--- start Stored data ---

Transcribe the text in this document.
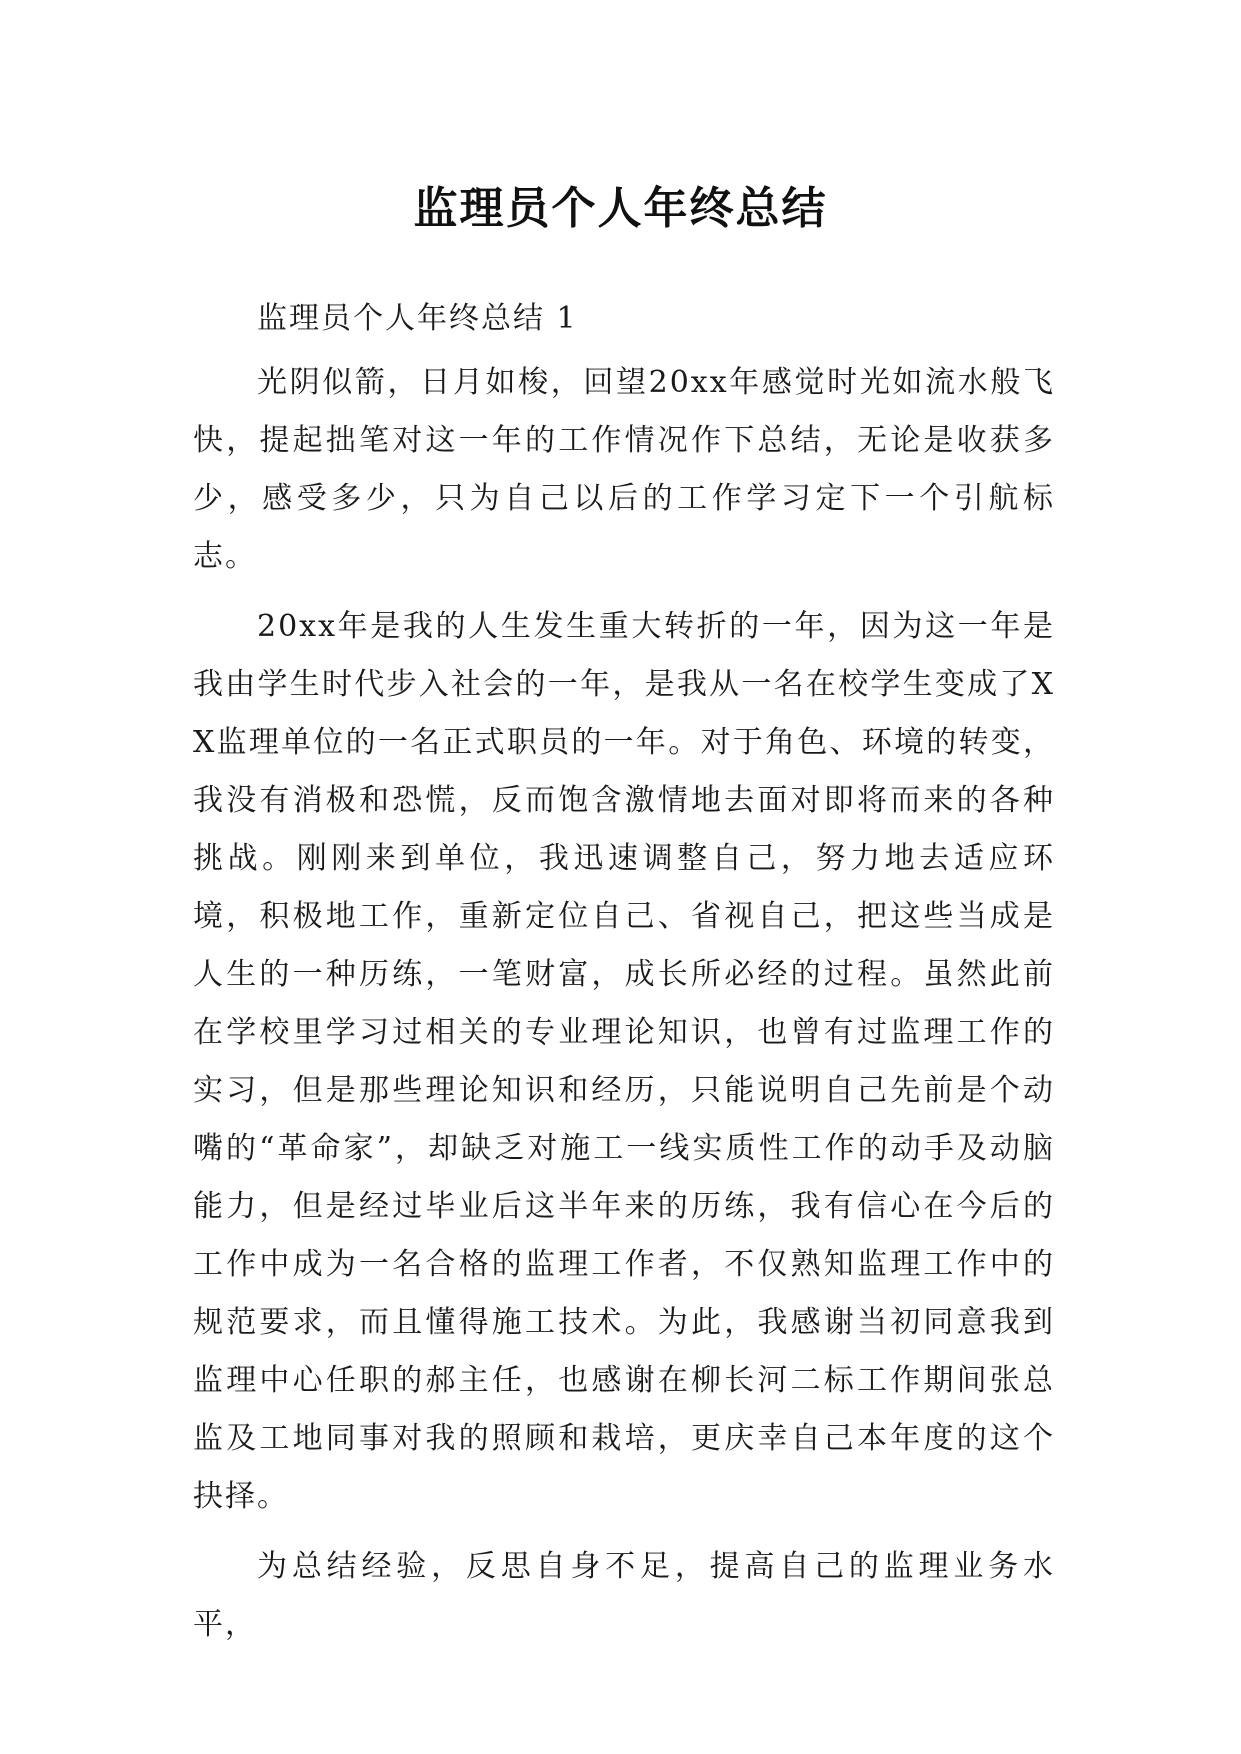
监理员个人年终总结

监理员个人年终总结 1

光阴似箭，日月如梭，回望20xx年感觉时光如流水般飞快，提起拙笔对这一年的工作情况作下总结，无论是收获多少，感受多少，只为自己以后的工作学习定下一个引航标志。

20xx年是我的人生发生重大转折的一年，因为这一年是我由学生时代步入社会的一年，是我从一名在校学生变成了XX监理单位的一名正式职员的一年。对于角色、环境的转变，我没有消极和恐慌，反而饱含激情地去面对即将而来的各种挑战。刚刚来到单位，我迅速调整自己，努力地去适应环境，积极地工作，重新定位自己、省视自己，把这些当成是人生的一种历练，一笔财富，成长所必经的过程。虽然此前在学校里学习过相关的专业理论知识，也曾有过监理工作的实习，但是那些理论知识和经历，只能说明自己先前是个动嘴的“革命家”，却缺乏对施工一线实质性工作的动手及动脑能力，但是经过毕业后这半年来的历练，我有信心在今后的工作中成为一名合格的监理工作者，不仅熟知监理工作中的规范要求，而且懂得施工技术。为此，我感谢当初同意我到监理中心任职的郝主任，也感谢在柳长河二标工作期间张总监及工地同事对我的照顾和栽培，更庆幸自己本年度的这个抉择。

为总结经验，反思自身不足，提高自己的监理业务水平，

--- end Stored data ---

**The problem**
Leave out the pictures and transcribe everything else exactly.

**Result for this exercise**
Transcribe the text in this document.
监理员个人年终总结

监理员个人年终总结 1

光阴似箭，日月如梭，回望20xx年感觉时光如流水般飞快，提起拙笔对这一年的工作情况作下总结，无论是收获多少，感受多少，只为自己以后的工作学习定下一个引航标志。

20xx年是我的人生发生重大转折的一年，因为这一年是我由学生时代步入社会的一年，是我从一名在校学生变成了XX监理单位的一名正式职员的一年。对于角色、环境的转变，我没有消极和恐慌，反而饱含激情地去面对即将而来的各种挑战。刚刚来到单位，我迅速调整自己，努力地去适应环境，积极地工作，重新定位自己、省视自己，把这些当成是人生的一种历练，一笔财富，成长所必经的过程。虽然此前在学校里学习过相关的专业理论知识，也曾有过监理工作的实习，但是那些理论知识和经历，只能说明自己先前是个动嘴的“革命家”，却缺乏对施工一线实质性工作的动手及动脑能力，但是经过毕业后这半年来的历练，我有信心在今后的工作中成为一名合格的监理工作者，不仅熟知监理工作中的规范要求，而且懂得施工技术。为此，我感谢当初同意我到监理中心任职的郝主任，也感谢在柳长河二标工作期间张总监及工地同事对我的照顾和栽培，更庆幸自己本年度的这个抉择。

为总结经验，反思自身不足，提高自己的监理业务水平，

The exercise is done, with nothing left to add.